* What is asked *
Transcribe every line of the material below word for word, leaving each character, symbol and number unchanged.

Annotated element entries
○ ○ ○ ○ ○

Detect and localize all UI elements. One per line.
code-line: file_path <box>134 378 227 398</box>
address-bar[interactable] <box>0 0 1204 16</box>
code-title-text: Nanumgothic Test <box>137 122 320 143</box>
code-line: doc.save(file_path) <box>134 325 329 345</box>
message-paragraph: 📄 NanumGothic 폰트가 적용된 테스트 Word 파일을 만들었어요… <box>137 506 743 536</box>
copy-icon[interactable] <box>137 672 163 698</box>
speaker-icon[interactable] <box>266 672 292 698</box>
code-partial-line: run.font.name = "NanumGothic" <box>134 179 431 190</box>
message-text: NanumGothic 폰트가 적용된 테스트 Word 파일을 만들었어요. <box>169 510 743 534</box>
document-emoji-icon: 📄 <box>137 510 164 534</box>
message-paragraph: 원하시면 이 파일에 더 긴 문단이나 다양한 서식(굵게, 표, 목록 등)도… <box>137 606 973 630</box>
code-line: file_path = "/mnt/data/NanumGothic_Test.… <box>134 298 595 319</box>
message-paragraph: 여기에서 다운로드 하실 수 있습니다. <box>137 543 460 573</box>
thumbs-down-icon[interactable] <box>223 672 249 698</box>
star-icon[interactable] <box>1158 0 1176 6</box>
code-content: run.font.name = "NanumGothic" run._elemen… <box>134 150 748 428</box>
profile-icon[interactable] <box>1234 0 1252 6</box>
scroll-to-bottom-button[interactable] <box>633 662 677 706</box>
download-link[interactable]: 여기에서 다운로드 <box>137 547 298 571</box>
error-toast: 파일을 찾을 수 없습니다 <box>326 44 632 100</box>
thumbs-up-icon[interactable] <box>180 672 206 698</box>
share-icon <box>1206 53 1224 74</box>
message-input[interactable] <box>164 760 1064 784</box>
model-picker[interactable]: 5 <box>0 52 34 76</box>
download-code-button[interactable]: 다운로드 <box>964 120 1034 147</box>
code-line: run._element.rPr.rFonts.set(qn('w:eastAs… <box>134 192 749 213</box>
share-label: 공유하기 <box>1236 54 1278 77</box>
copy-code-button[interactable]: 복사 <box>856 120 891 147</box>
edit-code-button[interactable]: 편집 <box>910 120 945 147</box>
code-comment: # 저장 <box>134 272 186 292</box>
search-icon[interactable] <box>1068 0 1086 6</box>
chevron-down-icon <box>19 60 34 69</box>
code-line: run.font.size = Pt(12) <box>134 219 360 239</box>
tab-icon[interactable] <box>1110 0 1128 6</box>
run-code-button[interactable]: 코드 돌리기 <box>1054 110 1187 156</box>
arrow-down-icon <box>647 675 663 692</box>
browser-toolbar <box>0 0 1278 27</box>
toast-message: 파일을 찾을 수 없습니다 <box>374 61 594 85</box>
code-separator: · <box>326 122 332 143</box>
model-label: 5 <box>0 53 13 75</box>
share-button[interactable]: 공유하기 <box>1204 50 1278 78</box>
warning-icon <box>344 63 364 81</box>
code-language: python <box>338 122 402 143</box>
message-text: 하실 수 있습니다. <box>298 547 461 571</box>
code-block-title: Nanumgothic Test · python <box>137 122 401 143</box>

○ ○ ○ ○ ○

* Correct response *
Detect and localize all UI elements. One per line.
code-line: file_path <box>134 378 227 398</box>
address-bar[interactable] <box>0 0 1204 16</box>
code-title-text: Nanumgothic Test <box>137 122 320 143</box>
code-line: doc.save(file_path) <box>134 325 329 345</box>
message-paragraph: 📄 NanumGothic 폰트가 적용된 테스트 Word 파일을 만들었어요… <box>137 506 743 536</box>
copy-icon[interactable] <box>137 672 163 698</box>
speaker-icon[interactable] <box>266 672 292 698</box>
code-partial-line: run.font.name = "NanumGothic" <box>134 179 431 190</box>
message-text: NanumGothic 폰트가 적용된 테스트 Word 파일을 만들었어요. <box>169 510 743 534</box>
document-emoji-icon: 📄 <box>137 510 164 534</box>
message-paragraph: 원하시면 이 파일에 더 긴 문단이나 다양한 서식(굵게, 표, 목록 등)도… <box>137 606 973 630</box>
code-line: file_path = "/mnt/data/NanumGothic_Test.… <box>134 298 595 319</box>
message-paragraph: 여기에서 다운로드 하실 수 있습니다. <box>137 543 460 573</box>
thumbs-down-icon[interactable] <box>223 672 249 698</box>
star-icon[interactable] <box>1158 0 1176 6</box>
code-content: run.font.name = "NanumGothic" run._elemen… <box>134 150 748 428</box>
profile-icon[interactable] <box>1234 0 1252 6</box>
scroll-to-bottom-button[interactable] <box>633 662 677 706</box>
download-link[interactable]: 여기에서 다운로드 <box>137 547 298 571</box>
error-toast: 파일을 찾을 수 없습니다 <box>326 44 632 100</box>
thumbs-up-icon[interactable] <box>180 672 206 698</box>
share-icon <box>1206 53 1224 74</box>
message-input[interactable] <box>164 760 1064 784</box>
model-picker[interactable]: 5 <box>0 52 34 76</box>
download-code-button[interactable]: 다운로드 <box>964 120 1034 147</box>
code-line: run._element.rPr.rFonts.set(qn('w:eastAs… <box>134 192 749 213</box>
share-label: 공유하기 <box>1236 54 1278 77</box>
copy-code-button[interactable]: 복사 <box>856 120 891 147</box>
edit-code-button[interactable]: 편집 <box>910 120 945 147</box>
code-comment: # 저장 <box>134 272 186 292</box>
search-icon[interactable] <box>1068 0 1086 6</box>
chevron-down-icon <box>19 60 34 69</box>
code-line: run.font.size = Pt(12) <box>134 219 360 239</box>
tab-icon[interactable] <box>1110 0 1128 6</box>
run-code-button[interactable]: 코드 돌리기 <box>1054 110 1187 156</box>
arrow-down-icon <box>647 675 663 692</box>
browser-toolbar <box>0 0 1278 27</box>
toast-message: 파일을 찾을 수 없습니다 <box>374 61 594 85</box>
code-separator: · <box>326 122 332 143</box>
model-label: 5 <box>0 53 13 75</box>
share-button[interactable]: 공유하기 <box>1204 50 1278 78</box>
warning-icon <box>344 63 364 81</box>
code-language: python <box>338 122 402 143</box>
message-text: 하실 수 있습니다. <box>298 547 461 571</box>
code-block-title: Nanumgothic Test · python <box>137 122 401 143</box>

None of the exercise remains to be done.